### SET EXERCISE
Scan the lines below for "Japanese"; report the number of lines that contain it, and only that.

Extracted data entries
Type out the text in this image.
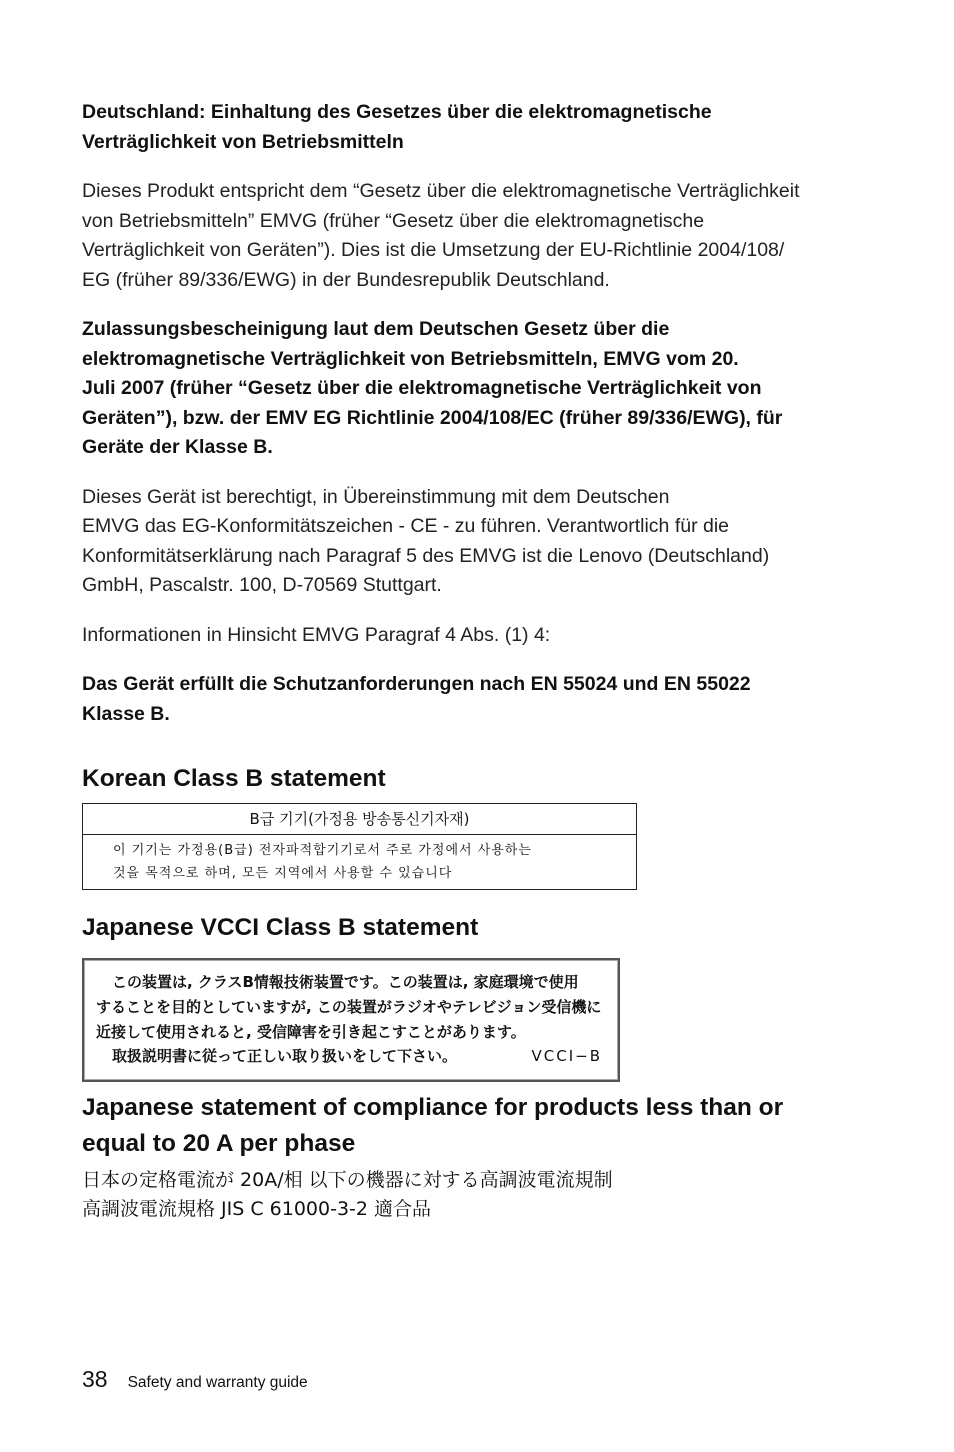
Deutschland: Einhaltung des Gesetzes über die elektromagnetische
Verträglichkeit von Betriebsmitteln

Dieses Produkt entspricht dem “Gesetz über die elektromagnetische Verträglichkeit
von Betriebsmitteln” EMVG (früher “Gesetz über die elektromagnetische
Verträglichkeit von Geräten”). Dies ist die Umsetzung der EU-Richtlinie 2004/108/
EG (früher 89/336/EWG) in der Bundesrepublik Deutschland.

Zulassungsbescheinigung laut dem Deutschen Gesetz über die
elektromagnetische Verträglichkeit von Betriebsmitteln, EMVG vom 20.
Juli 2007 (früher “Gesetz über die elektromagnetische Verträglichkeit von
Geräten”), bzw. der EMV EG Richtlinie 2004/108/EC (früher 89/336/EWG), für
Geräte der Klasse B.

Dieses Gerät ist berechtigt, in Übereinstimmung mit dem Deutschen
EMVG das EG-Konformitätszeichen - CE - zu führen. Verantwortlich für die
Konformitätserklärung nach Paragraf 5 des EMVG ist die Lenovo (Deutschland)
GmbH, Pascalstr. 100, D-70569 Stuttgart.

Informationen in Hinsicht EMVG Paragraf 4 Abs. (1) 4:

Das Gerät erfüllt die Schutzanforderungen nach EN 55024 und EN 55022
Klasse B.

Korean Class B statement
B급 기기(가정용 방송통신기자재)
이 기기는 가정용(B급) 전자파적합기기로서 주로 가정에서 사용하는
것을 목적으로 하며, 모든 지역에서 사용할 수 있습니다
Japanese VCCI Class B statement
この装置は, クラスB情報技術装置です。この装置は, 家庭環境で使用
することを目的としていますが, この装置がラジオやテレビジョン受信機に
近接して使用されると, 受信障害を引き起こすことがあります。
取扱説明書に従って正しい取り扱いをして下さい。	VCCI−B
Japanese statement of compliance for products less than or
equal to 20 A per phase

日本の定格電流が 20A/相 以下の機器に対する高調波電流規制
高調波電流規格 JIS C 61000-3-2 適合品

38 Safety and warranty guide
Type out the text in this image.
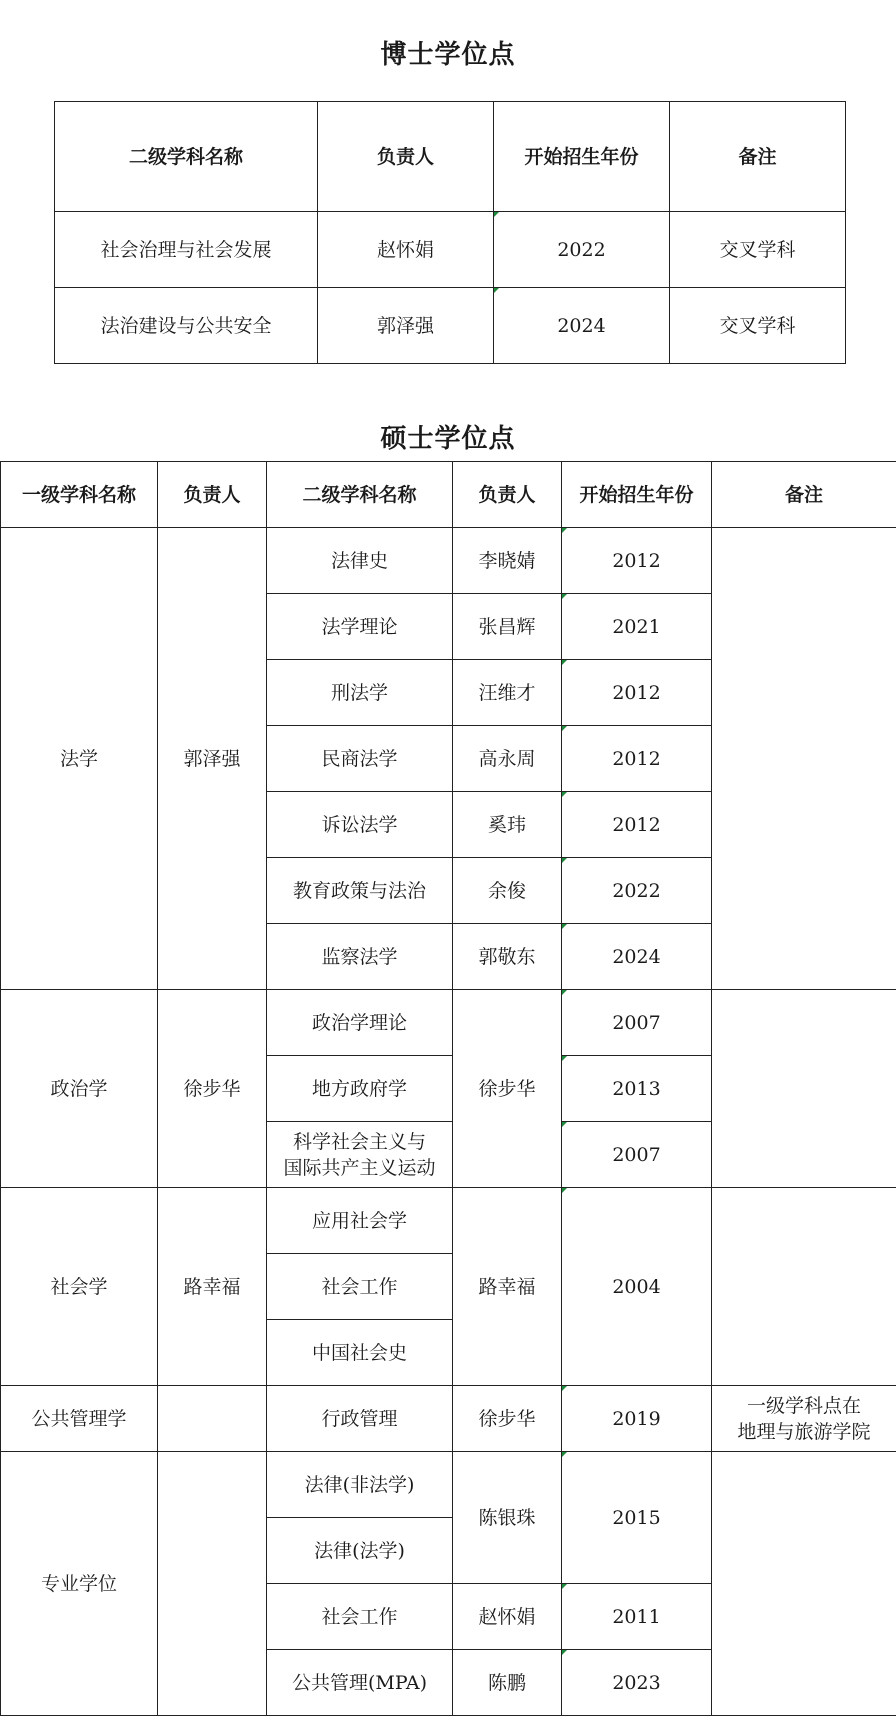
博士学位点
二级学科名称	负责人	开始招生年份	备注
社会治理与社会发展	赵怀娟	2022	交叉学科
法治建设与公共安全	郭泽强	2024	交叉学科
硕士学位点
一级学科名称	负责人	二级学科名称	负责人	开始招生年份	备注
法学	郭泽强	法律史	李晓婧	2012	
		法学理论	张昌辉	2021	
		刑法学	汪维才	2012	
		民商法学	高永周	2012	
		诉讼法学	奚玮	2012	
		教育政策与法治	余俊	2022	
		监察法学	郭敬东	2024	
政治学	徐步华	政治学理论	徐步华	2007	
		地方政府学		2013	
		科学社会主义与
国际共产主义运动		2007	
社会学	路幸福	应用社会学	路幸福	2004	
		社会工作			
		中国社会史			
公共管理学		行政管理	徐步华	2019	一级学科点在
地理与旅游学院
专业学位		法律(非法学)	陈银珠	2015	
		法律(法学)			
		社会工作	赵怀娟	2011	
		公共管理(MPA)	陈鹏	2023	
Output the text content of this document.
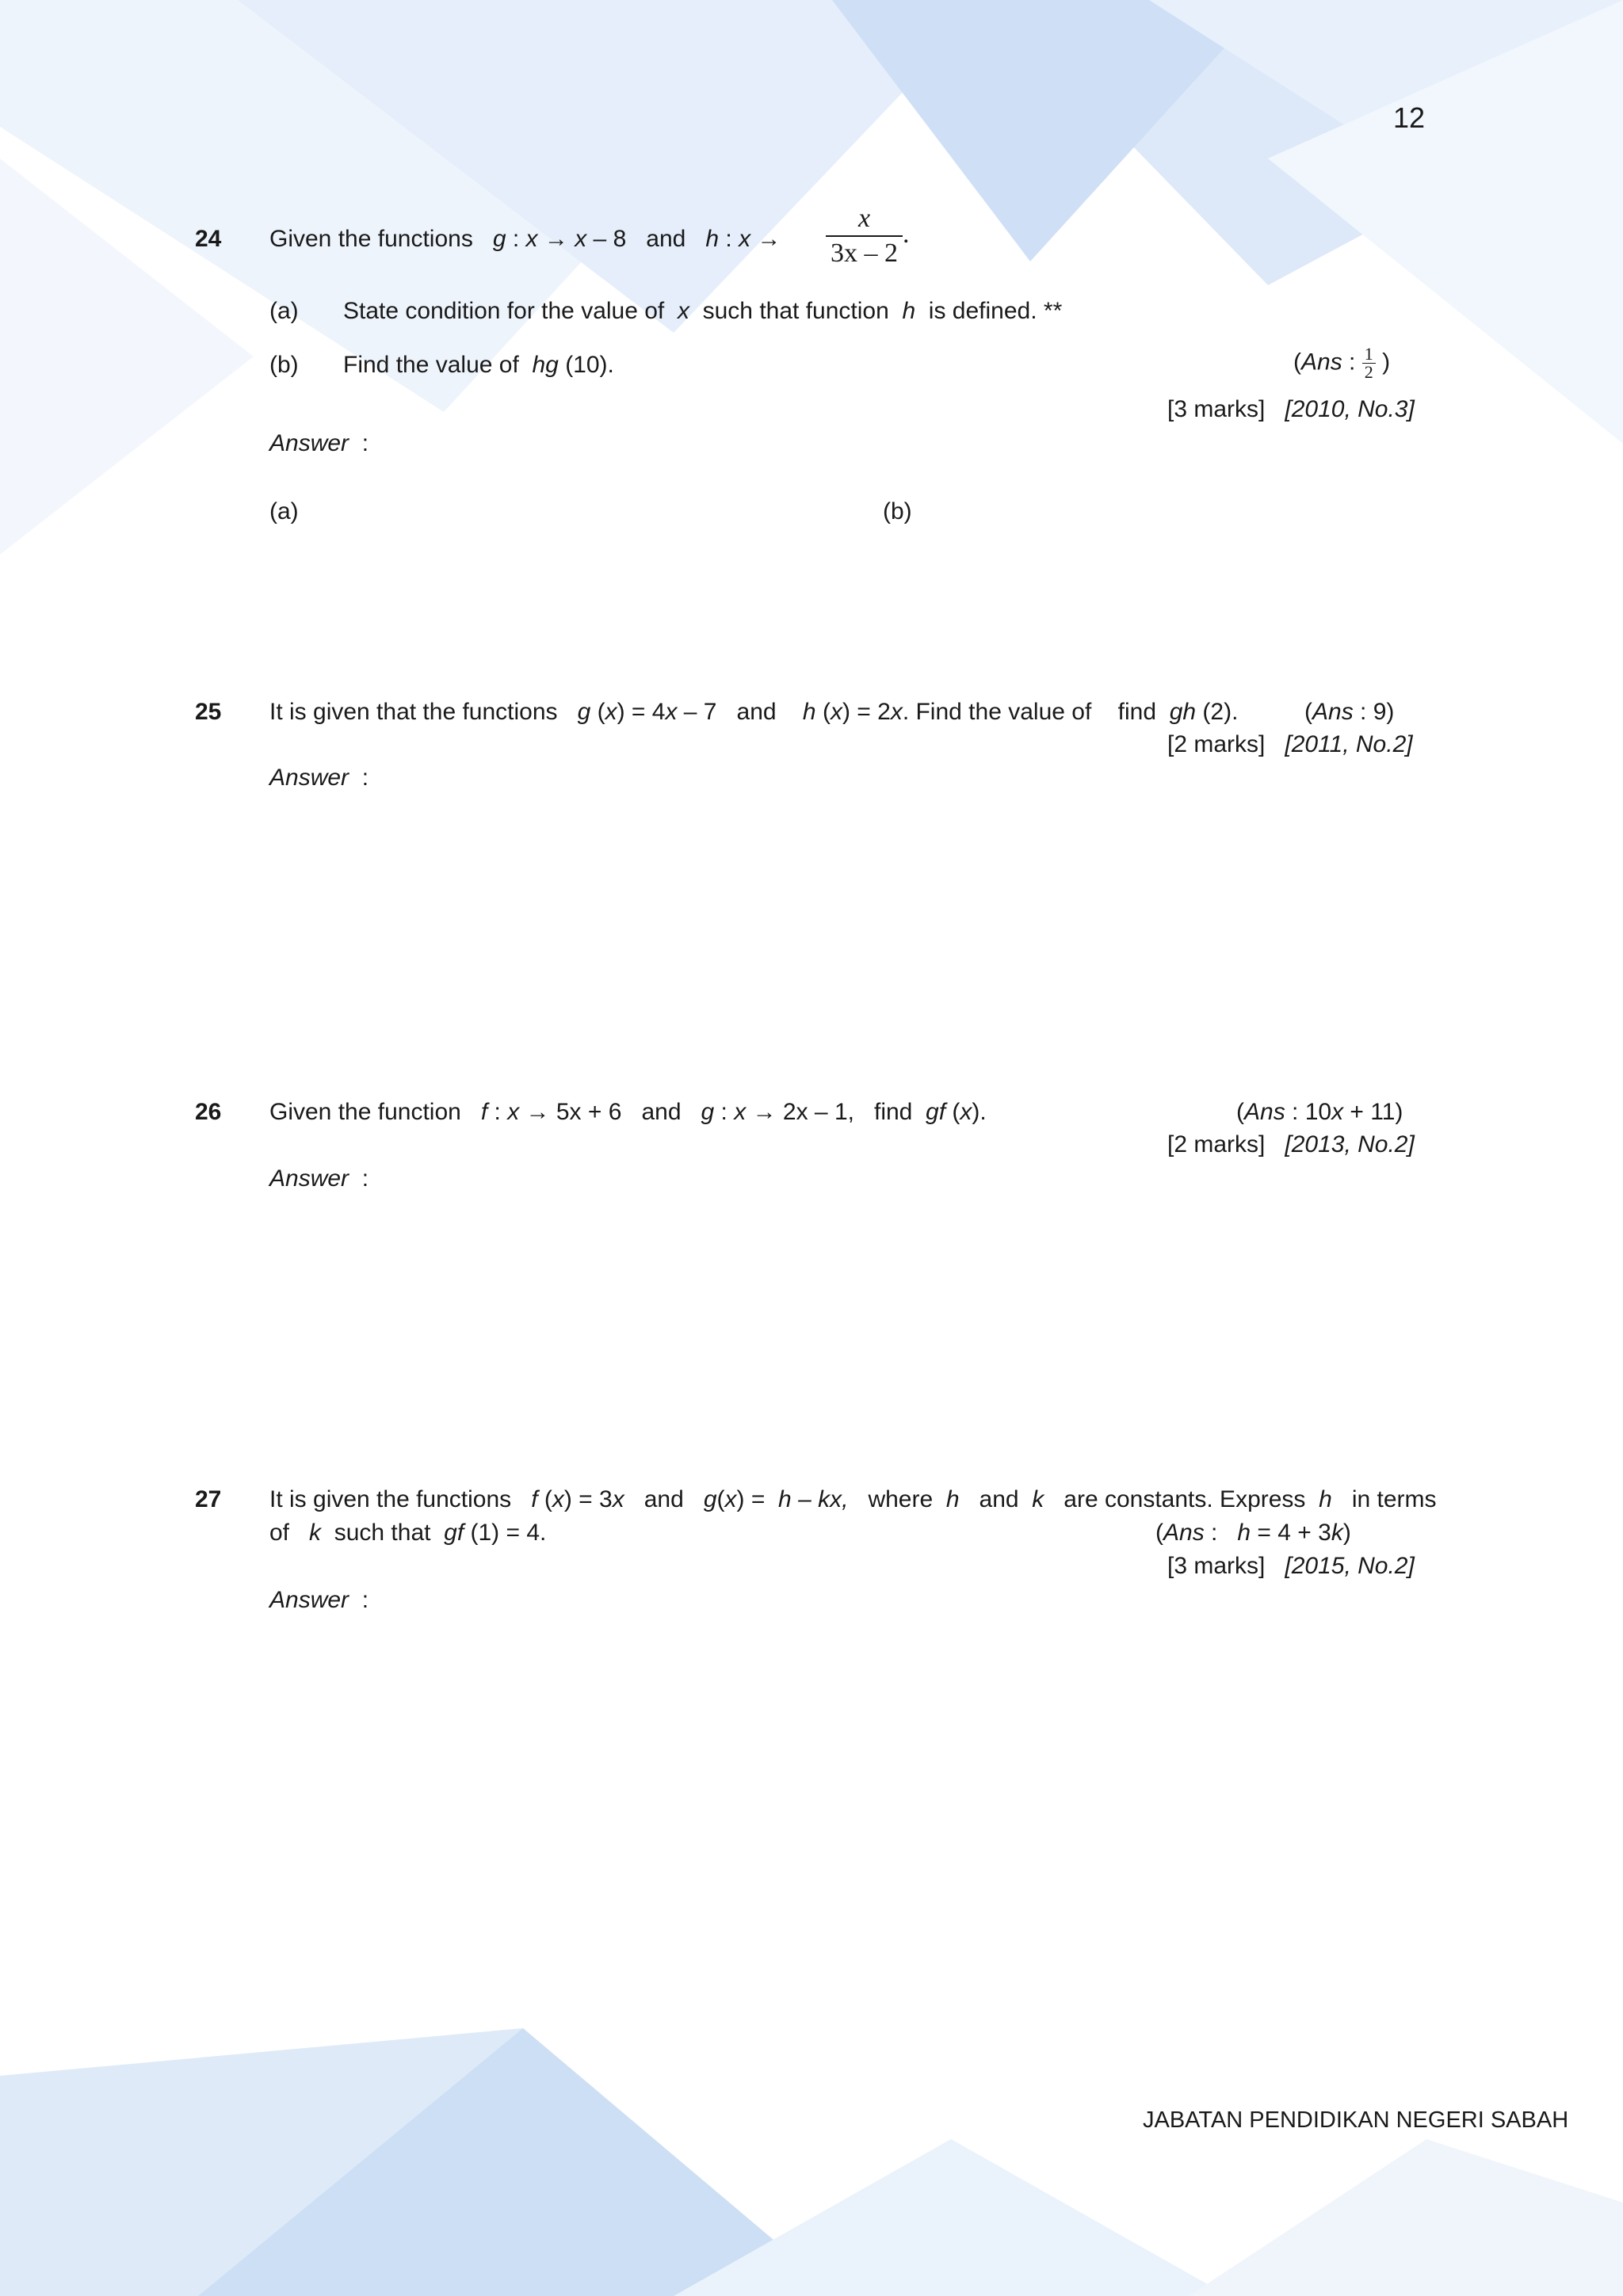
12
24 Given the functions g : x → x – 8 and h : $x \to \frac{x}{3x - 2}$ .
(a) State condition for the value of x such that function h is defined. **
(b) Find the value of hg (10).	(Ans : $\frac{1}{2}$ )
[3 marks] [2010, No.3]
Answer :
(a)	(b)
25 It is given that the functions g (x) = 4x – 7 and h (x) = 2x. Find the value of find gh (2).	(Ans : 9)
[2 marks] [2011, No.2]
Answer :
26 Given the function f : x → 5x + 6 and g : x → 2x – 1, find gf (x).	(Ans : 10x + 11)
[2 marks] [2013, No.2]
Answer :
27 It is given the functions f (x) = 3x and g(x) = h – kx, where h and k are constants. Express h in terms
of k such that gf (1) = 4.	(Ans : h = 4 + 3k)
[3 marks] [2015, No.2]
Answer :
JABATAN PENDIDIKAN NEGERI SABAH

### RESULT OF THE EXERCISE
2